-- PROBLEM --
Return each line holding the string "宝鸡市凤翔县人".

-- MATERIAL PROVIDED --
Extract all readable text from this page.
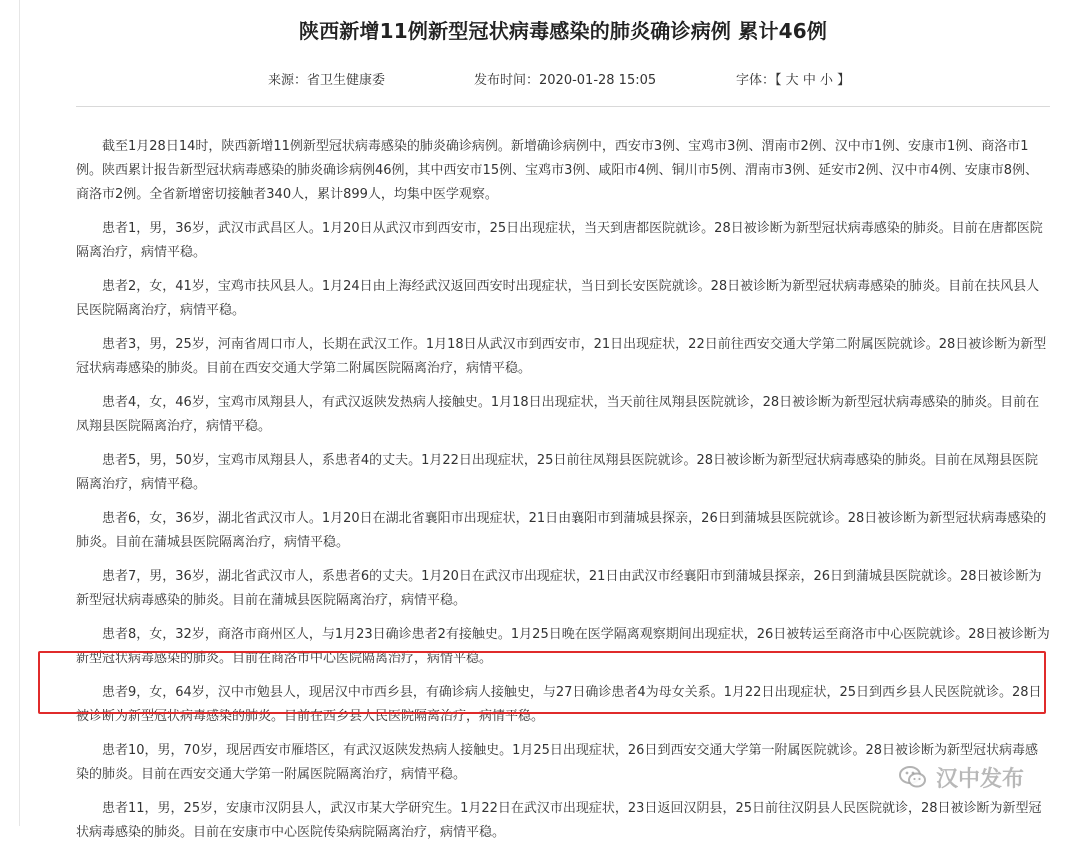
陕西新增11例新型冠状病毒感染的肺炎确诊病例 累计46例
来源：省卫生健康委	发布时间：2020-01-28 15:05	字体：【 大 中 小 】

截至1月28日14时，陕西新增11例新型冠状病毒感染的肺炎确诊病例。新增确诊病例中，西安市3例、宝鸡市3例、渭南市2例、汉中市1例、安康市1例、商洛市1例。陕西累计报告新型冠状病毒感染的肺炎确诊病例46例，其中西安市15例、宝鸡市3例、咸阳市4例、铜川市5例、渭南市3例、延安市2例、汉中市4例、安康市8例、商洛市2例。全省新增密切接触者340人，累计899人，均集中医学观察。

患者1，男，36岁，武汉市武昌区人。1月20日从武汉市到西安市，25日出现症状，当天到唐都医院就诊。28日被诊断为新型冠状病毒感染的肺炎。目前在唐都医院隔离治疗，病情平稳。

患者2，女，41岁，宝鸡市扶风县人。1月24日由上海经武汉返回西安时出现症状，当日到长安医院就诊。28日被诊断为新型冠状病毒感染的肺炎。目前在扶风县人民医院隔离治疗，病情平稳。

患者3，男，25岁，河南省周口市人，长期在武汉工作。1月18日从武汉市到西安市，21日出现症状，22日前往西安交通大学第二附属医院就诊。28日被诊断为新型冠状病毒感染的肺炎。目前在西安交通大学第二附属医院隔离治疗，病情平稳。

患者4，女，46岁，宝鸡市凤翔县人，有武汉返陕发热病人接触史。1月18日出现症状，当天前往凤翔县医院就诊，28日被诊断为新型冠状病毒感染的肺炎。目前在凤翔县医院隔离治疗，病情平稳。

患者5，男，50岁，宝鸡市凤翔县人，系患者4的丈夫。1月22日出现症状，25日前往凤翔县医院就诊。28日被诊断为新型冠状病毒感染的肺炎。目前在凤翔县医院隔离治疗，病情平稳。

患者6，女，36岁，湖北省武汉市人。1月20日在湖北省襄阳市出现症状，21日由襄阳市到蒲城县探亲，26日到蒲城县医院就诊。28日被诊断为新型冠状病毒感染的肺炎。目前在蒲城县医院隔离治疗，病情平稳。

患者7，男，36岁，湖北省武汉市人，系患者6的丈夫。1月20日在武汉市出现症状，21日由武汉市经襄阳市到蒲城县探亲，26日到蒲城县医院就诊。28日被诊断为新型冠状病毒感染的肺炎。目前在蒲城县医院隔离治疗，病情平稳。

患者8，女，32岁，商洛市商州区人，与1月23日确诊患者2有接触史。1月25日晚在医学隔离观察期间出现症状，26日被转运至商洛市中心医院就诊。28日被诊断为新型冠状病毒感染的肺炎。目前在商洛市中心医院隔离治疗，病情平稳。

患者9，女，64岁，汉中市勉县人，现居汉中市西乡县，有确诊病人接触史，与27日确诊患者4为母女关系。1月22日出现症状，25日到西乡县人民医院就诊。28日被诊断为新型冠状病毒感染的肺炎。目前在西乡县人民医院隔离治疗，病情平稳。

患者10，男，70岁，现居西安市雁塔区，有武汉返陕发热病人接触史。1月25日出现症状，26日到西安交通大学第一附属医院就诊。28日被诊断为新型冠状病毒感染的肺炎。目前在西安交通大学第一附属医院隔离治疗，病情平稳。

患者11，男，25岁，安康市汉阴县人，武汉市某大学研究生。1月22日在武汉市出现症状，23日返回汉阴县，25日前往汉阴县人民医院就诊，28日被诊断为新型冠状病毒感染的肺炎。目前在安康市中心医院传染病院隔离治疗，病情平稳。

汉中发布
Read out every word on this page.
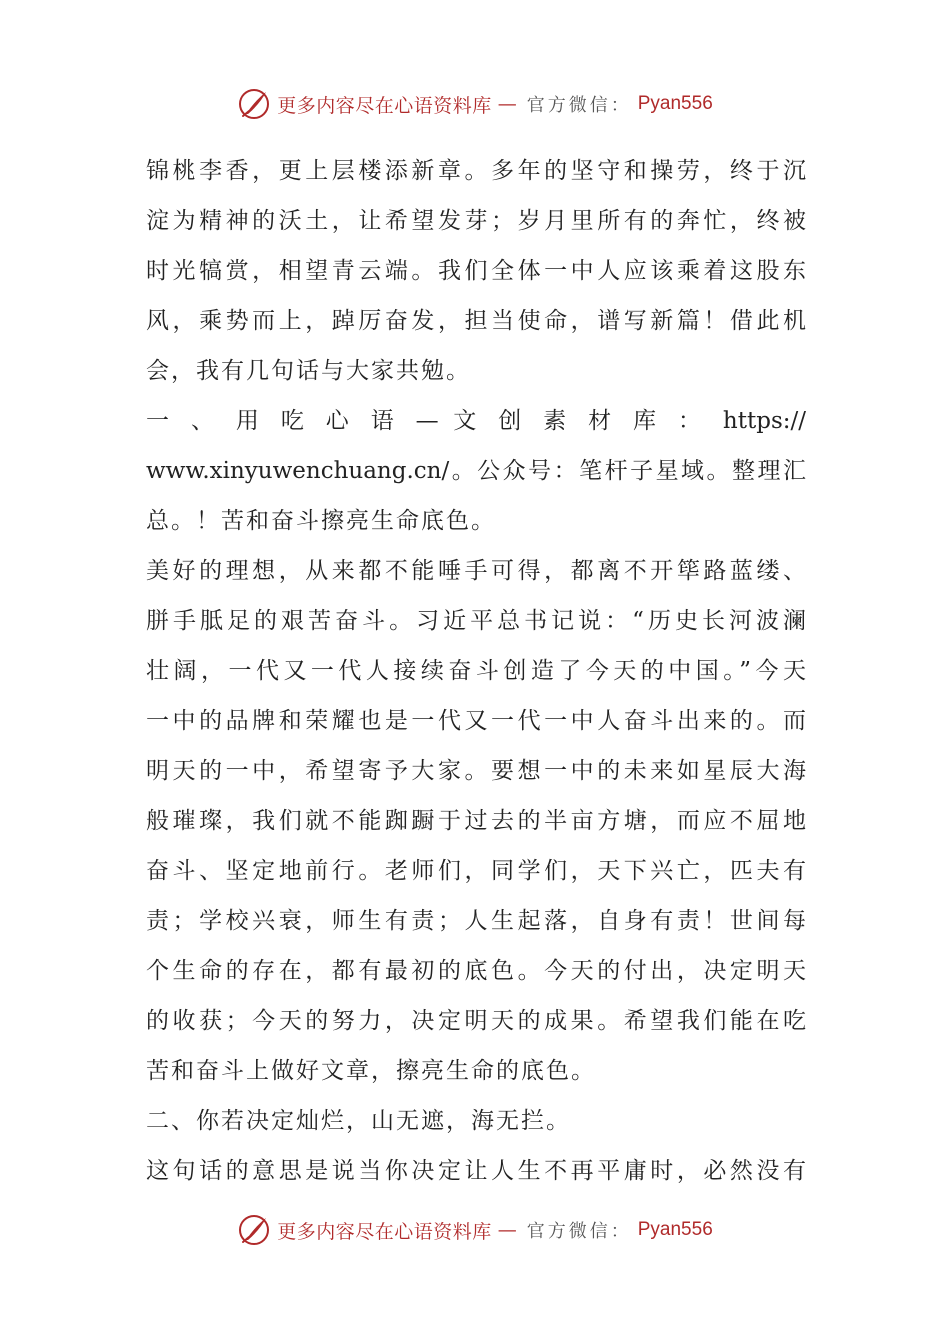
更多内容尽在心语资料库 — 官方微信： Pyan556
锦桃李香，更上层楼添新章。多年的坚守和操劳，终于沉
淀为精神的沃土，让希望发芽；岁月里所有的奔忙，终被
时光犒赏，相望青云端。我们全体一中人应该乘着这股东
风，乘势而上，踔厉奋发，担当使命，谱写新篇！借此机
会，我有几句话与大家共勉。
一 、 用 吃 心 语 — 文 创 素 材 库 ： https://
www.xinyuwenchuang.cn/。公众号：笔杆子星域。整理汇
总。！苦和奋斗擦亮生命底色。
美好的理想，从来都不能唾手可得，都离不开筚路蓝缕、
胼手胝足的艰苦奋斗。习近平总书记说：“历史长河波澜
壮阔，一代又一代人接续奋斗创造了今天的中国。”今天
一中的品牌和荣耀也是一代又一代一中人奋斗出来的。而
明天的一中，希望寄予大家。要想一中的未来如星辰大海
般璀璨，我们就不能踟蹰于过去的半亩方塘，而应不屈地
奋斗、坚定地前行。老师们，同学们，天下兴亡，匹夫有
责；学校兴衰，师生有责；人生起落，自身有责！世间每
个生命的存在，都有最初的底色。今天的付出，决定明天
的收获；今天的努力，决定明天的成果。希望我们能在吃
苦和奋斗上做好文章，擦亮生命的底色。
二、你若决定灿烂，山无遮，海无拦。
这句话的意思是说当你决定让人生不再平庸时，必然没有
更多内容尽在心语资料库 — 官方微信： Pyan556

-- EXERCISE ANSWER --
患者4，女，46岁，宝鸡市凤翔县人，有武汉返陕发热病人接触史。1月18日出现症状，当天前往凤翔县医院就诊，28日被诊断为新型冠状病毒感染的肺炎。目前在凤翔县医院隔离治疗，病情平稳。
患者5，男，50岁，宝鸡市凤翔县人，系患者4的丈夫。1月22日出现症状，25日前往凤翔县医院就诊。28日被诊断为新型冠状病毒感染的肺炎。目前在凤翔县医院隔离治疗，病情平稳。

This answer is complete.